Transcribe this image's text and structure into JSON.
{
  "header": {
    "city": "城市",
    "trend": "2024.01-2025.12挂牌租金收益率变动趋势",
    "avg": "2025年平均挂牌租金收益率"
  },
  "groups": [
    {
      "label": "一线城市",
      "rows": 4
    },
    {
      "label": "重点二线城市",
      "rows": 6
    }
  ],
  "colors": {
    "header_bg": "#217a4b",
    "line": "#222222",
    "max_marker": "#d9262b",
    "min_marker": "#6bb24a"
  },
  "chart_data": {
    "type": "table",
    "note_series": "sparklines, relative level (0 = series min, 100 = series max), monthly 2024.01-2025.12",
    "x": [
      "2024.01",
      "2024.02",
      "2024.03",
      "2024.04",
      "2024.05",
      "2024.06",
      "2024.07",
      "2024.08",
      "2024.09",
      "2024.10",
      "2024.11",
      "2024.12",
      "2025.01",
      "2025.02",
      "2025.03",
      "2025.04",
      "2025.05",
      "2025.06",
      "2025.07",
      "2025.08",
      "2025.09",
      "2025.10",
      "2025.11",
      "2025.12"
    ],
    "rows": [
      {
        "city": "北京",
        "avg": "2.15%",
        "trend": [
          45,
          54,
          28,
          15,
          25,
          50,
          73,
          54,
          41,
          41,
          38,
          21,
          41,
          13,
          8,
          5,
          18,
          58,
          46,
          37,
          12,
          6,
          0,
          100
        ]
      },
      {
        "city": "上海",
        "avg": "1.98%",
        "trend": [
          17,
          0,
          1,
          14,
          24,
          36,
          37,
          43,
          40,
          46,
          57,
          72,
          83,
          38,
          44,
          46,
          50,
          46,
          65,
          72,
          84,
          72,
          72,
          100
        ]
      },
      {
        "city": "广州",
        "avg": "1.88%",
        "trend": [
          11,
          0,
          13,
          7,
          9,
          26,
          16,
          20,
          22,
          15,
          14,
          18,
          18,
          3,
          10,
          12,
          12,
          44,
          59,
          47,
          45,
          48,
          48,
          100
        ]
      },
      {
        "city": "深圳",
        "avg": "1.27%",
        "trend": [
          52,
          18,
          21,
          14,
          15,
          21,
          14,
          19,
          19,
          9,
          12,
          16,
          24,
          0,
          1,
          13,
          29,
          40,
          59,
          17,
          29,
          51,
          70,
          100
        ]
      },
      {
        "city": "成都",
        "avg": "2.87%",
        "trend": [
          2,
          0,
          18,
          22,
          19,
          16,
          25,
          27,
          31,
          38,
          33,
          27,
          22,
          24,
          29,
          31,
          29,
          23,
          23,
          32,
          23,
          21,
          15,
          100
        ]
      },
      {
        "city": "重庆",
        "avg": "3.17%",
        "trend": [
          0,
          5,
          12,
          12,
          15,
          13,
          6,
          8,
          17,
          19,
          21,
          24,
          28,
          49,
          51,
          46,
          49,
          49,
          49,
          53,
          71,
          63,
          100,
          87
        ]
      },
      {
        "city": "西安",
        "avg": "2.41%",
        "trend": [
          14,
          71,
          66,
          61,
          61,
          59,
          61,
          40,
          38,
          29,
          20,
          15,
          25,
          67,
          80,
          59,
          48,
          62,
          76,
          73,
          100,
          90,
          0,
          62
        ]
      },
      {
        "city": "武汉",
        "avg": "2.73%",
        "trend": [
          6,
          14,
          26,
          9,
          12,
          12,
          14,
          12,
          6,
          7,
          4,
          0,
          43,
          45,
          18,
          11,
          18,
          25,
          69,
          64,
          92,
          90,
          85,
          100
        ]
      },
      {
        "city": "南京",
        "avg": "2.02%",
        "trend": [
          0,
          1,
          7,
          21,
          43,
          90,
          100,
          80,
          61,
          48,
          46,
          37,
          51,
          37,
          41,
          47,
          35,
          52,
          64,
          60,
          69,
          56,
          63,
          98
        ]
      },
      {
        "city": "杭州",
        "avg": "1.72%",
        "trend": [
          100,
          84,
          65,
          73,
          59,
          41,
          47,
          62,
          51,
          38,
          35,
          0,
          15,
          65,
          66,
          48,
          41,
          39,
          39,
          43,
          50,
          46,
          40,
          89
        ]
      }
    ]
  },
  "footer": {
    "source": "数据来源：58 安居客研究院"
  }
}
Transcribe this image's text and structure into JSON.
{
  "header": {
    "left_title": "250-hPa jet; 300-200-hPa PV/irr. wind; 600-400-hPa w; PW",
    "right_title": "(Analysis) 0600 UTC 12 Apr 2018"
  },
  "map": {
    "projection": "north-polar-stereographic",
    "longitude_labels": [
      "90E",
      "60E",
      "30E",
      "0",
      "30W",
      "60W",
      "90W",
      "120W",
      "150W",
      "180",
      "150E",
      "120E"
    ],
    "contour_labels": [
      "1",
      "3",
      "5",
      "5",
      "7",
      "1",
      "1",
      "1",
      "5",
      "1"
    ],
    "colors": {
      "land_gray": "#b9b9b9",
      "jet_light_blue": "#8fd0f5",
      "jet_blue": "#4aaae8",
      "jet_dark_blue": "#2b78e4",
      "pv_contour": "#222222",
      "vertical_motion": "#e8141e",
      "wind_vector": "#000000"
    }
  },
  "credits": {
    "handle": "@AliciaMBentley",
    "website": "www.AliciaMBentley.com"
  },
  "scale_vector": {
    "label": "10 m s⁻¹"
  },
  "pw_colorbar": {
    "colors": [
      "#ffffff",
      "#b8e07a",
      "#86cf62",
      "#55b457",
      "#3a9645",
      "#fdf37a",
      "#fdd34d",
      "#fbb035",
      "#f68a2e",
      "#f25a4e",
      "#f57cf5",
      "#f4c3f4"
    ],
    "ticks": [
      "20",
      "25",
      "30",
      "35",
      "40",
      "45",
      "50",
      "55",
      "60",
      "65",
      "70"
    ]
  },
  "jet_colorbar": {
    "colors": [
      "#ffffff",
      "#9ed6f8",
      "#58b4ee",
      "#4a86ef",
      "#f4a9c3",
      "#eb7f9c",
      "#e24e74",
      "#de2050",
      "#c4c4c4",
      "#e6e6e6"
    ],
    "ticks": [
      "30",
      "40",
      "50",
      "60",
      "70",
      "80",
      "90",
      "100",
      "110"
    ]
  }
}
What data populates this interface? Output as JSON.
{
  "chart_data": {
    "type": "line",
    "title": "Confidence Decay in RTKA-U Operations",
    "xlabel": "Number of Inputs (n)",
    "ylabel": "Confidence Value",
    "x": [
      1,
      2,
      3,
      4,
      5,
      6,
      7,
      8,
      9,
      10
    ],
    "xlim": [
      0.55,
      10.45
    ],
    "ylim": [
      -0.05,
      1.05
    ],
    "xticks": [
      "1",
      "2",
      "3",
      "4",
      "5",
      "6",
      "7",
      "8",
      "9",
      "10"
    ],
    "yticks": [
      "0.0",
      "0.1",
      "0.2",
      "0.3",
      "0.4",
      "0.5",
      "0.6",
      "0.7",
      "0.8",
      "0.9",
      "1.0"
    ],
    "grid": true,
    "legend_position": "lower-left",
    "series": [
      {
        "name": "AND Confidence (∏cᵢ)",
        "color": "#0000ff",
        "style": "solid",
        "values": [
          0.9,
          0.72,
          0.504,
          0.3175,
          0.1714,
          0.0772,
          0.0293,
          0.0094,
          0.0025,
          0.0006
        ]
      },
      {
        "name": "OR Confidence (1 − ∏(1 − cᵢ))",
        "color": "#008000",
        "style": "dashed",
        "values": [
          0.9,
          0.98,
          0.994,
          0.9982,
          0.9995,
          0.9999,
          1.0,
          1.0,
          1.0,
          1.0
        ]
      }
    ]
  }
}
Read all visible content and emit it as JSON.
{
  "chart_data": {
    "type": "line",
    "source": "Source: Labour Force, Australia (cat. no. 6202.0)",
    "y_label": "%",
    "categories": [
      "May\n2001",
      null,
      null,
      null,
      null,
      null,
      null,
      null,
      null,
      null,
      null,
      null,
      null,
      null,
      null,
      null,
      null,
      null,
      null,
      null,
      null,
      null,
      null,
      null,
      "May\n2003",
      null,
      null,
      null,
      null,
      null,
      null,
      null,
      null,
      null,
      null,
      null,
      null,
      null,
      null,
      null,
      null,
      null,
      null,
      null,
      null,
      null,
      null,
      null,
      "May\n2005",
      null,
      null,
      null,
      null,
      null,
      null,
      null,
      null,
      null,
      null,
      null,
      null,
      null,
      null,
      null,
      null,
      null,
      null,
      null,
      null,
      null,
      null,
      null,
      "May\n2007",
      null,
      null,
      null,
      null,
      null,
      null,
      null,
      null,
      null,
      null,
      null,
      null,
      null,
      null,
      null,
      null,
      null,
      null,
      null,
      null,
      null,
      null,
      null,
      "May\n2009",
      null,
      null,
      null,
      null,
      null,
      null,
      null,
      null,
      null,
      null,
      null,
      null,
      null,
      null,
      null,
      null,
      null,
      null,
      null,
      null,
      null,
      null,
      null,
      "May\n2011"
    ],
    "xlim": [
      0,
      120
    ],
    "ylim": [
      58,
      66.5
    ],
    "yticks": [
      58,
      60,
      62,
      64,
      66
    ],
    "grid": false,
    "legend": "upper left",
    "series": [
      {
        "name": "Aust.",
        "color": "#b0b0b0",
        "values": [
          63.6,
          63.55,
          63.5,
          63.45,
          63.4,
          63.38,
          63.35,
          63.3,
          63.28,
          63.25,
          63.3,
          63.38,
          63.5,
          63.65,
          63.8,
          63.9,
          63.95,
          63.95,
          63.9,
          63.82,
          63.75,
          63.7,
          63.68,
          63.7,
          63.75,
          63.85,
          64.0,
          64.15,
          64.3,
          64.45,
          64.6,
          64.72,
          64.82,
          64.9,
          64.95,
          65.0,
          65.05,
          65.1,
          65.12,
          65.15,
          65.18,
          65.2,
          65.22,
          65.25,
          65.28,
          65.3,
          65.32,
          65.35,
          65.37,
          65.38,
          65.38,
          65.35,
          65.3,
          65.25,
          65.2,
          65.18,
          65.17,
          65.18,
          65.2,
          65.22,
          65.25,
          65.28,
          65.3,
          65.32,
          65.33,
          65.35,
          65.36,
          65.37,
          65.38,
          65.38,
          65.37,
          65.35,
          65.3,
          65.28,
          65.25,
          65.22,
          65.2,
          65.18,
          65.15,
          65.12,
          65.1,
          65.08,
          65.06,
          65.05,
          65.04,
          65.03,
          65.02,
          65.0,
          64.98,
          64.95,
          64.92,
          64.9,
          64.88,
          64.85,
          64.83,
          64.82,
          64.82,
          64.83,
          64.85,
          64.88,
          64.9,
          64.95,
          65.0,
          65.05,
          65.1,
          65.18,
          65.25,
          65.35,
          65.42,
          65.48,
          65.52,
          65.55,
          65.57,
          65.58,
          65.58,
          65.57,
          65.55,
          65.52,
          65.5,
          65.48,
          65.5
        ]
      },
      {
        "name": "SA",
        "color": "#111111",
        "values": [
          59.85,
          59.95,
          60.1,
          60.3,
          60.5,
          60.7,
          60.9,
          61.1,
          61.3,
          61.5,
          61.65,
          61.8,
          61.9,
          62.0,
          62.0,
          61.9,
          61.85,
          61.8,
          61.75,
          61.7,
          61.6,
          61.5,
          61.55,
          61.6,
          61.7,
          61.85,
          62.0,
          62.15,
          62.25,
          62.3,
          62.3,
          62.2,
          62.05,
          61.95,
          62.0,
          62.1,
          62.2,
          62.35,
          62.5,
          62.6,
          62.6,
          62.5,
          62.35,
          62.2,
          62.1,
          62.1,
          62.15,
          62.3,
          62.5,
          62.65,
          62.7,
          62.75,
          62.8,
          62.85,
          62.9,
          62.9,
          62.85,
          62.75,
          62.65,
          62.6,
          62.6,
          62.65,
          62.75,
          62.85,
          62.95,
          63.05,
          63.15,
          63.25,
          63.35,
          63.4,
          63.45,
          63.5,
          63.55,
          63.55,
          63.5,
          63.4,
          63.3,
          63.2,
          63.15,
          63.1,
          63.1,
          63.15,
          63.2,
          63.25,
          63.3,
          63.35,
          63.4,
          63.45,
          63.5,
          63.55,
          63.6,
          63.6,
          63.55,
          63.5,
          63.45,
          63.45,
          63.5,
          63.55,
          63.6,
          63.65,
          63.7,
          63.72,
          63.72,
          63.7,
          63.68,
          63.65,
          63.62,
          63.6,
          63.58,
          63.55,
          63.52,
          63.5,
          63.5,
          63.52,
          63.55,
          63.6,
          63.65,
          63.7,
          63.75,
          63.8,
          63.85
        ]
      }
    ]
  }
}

#### [Exercise task]
Copy each line of the data above that holds "name".

#### [Right answer]
        "name": "AND Confidence (∏cᵢ)",
        "name": "OR Confidence (1 − ∏(1 − cᵢ))",
        "name": "Aust.",
        "name": "SA",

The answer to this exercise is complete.